- What you should do
Return the whole listing, line for line, without the pictures in it.

Stored entries
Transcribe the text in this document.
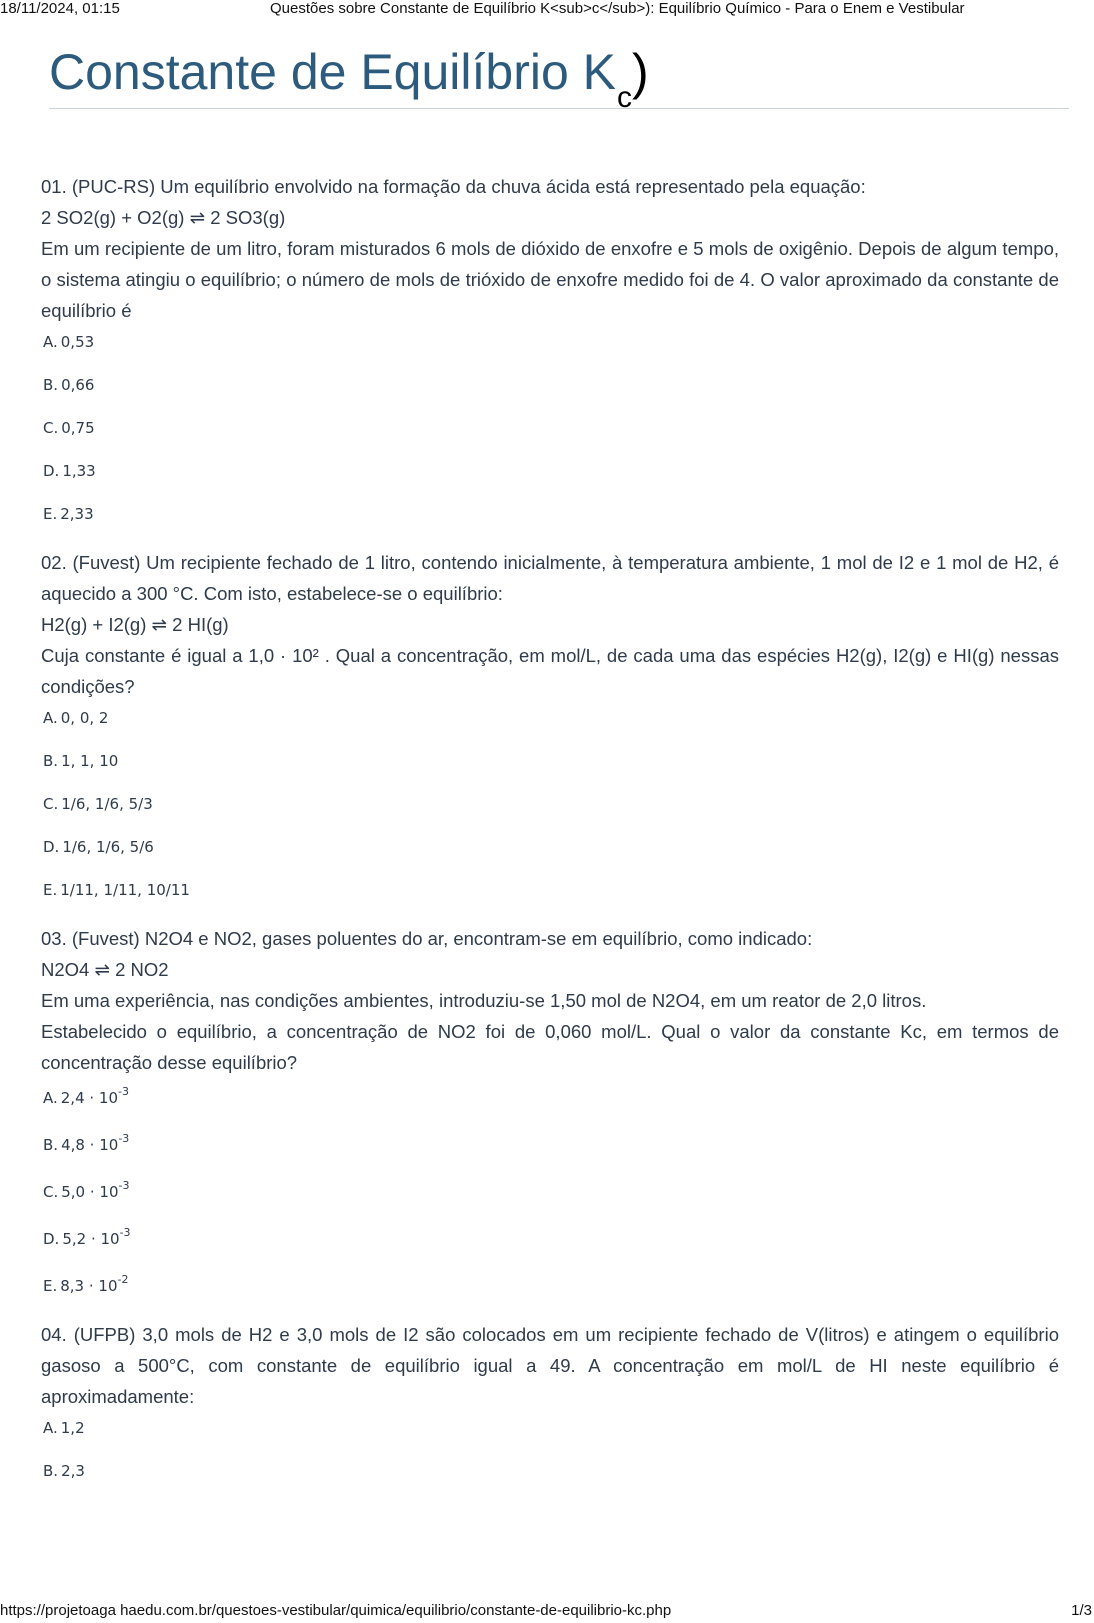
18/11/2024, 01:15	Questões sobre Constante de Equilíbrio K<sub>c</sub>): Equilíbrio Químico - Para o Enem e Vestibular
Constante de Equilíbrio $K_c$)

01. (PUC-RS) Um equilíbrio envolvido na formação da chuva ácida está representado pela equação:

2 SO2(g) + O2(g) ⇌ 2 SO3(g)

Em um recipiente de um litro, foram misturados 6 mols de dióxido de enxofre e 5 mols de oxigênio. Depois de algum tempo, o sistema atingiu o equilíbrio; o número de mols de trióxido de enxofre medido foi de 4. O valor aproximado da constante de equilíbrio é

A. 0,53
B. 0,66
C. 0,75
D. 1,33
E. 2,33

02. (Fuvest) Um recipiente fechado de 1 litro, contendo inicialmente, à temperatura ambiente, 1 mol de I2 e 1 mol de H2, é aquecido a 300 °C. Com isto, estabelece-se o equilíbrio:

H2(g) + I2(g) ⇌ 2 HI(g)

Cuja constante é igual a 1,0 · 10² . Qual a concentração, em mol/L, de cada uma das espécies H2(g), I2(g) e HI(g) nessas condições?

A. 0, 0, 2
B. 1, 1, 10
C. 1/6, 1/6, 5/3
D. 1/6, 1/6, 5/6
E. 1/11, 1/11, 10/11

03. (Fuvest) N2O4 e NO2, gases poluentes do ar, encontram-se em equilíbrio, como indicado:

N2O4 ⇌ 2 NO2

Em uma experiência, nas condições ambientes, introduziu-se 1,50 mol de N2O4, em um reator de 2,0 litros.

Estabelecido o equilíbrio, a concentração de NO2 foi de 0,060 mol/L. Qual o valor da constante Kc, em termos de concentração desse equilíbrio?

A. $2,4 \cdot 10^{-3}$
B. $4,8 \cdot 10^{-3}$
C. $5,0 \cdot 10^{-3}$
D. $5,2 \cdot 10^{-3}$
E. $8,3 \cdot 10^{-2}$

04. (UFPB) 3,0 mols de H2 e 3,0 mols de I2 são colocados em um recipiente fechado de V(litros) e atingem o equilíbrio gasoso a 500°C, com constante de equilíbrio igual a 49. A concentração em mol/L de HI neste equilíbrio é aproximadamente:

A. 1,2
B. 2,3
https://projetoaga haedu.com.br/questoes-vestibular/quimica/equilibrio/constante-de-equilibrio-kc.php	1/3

- Complete answer
Transcribe the text in this document.
18/11/2024, 01:15	Questões sobre Constante de Equilíbrio K<sub>c</sub>): Equilíbrio Químico - Para o Enem e Vestibular
Constante de Equilíbrio $K_c$)

01. (PUC-RS) Um equilíbrio envolvido na formação da chuva ácida está representado pela equação:

2 SO2(g) + O2(g) ⇌ 2 SO3(g)

Em um recipiente de um litro, foram misturados 6 mols de dióxido de enxofre e 5 mols de oxigênio. Depois de algum tempo, o sistema atingiu o equilíbrio; o número de mols de trióxido de enxofre medido foi de 4. O valor aproximado da constante de equilíbrio é

A. 0,53
B. 0,66
C. 0,75
D. 1,33
E. 2,33

02. (Fuvest) Um recipiente fechado de 1 litro, contendo inicialmente, à temperatura ambiente, 1 mol de I2 e 1 mol de H2, é aquecido a 300 °C. Com isto, estabelece-se o equilíbrio:

H2(g) + I2(g) ⇌ 2 HI(g)

Cuja constante é igual a 1,0 · 10² . Qual a concentração, em mol/L, de cada uma das espécies H2(g), I2(g) e HI(g) nessas condições?

A. 0, 0, 2
B. 1, 1, 10
C. 1/6, 1/6, 5/3
D. 1/6, 1/6, 5/6
E. 1/11, 1/11, 10/11

03. (Fuvest) N2O4 e NO2, gases poluentes do ar, encontram-se em equilíbrio, como indicado:

N2O4 ⇌ 2 NO2

Em uma experiência, nas condições ambientes, introduziu-se 1,50 mol de N2O4, em um reator de 2,0 litros.

Estabelecido o equilíbrio, a concentração de NO2 foi de 0,060 mol/L. Qual o valor da constante Kc, em termos de concentração desse equilíbrio?

A. $2,4 \cdot 10^{-3}$
B. $4,8 \cdot 10^{-3}$
C. $5,0 \cdot 10^{-3}$
D. $5,2 \cdot 10^{-3}$
E. $8,3 \cdot 10^{-2}$

04. (UFPB) 3,0 mols de H2 e 3,0 mols de I2 são colocados em um recipiente fechado de V(litros) e atingem o equilíbrio gasoso a 500°C, com constante de equilíbrio igual a 49. A concentração em mol/L de HI neste equilíbrio é aproximadamente:

A. 1,2
B. 2,3
https://projetoaga haedu.com.br/questoes-vestibular/quimica/equilibrio/constante-de-equilibrio-kc.php	1/3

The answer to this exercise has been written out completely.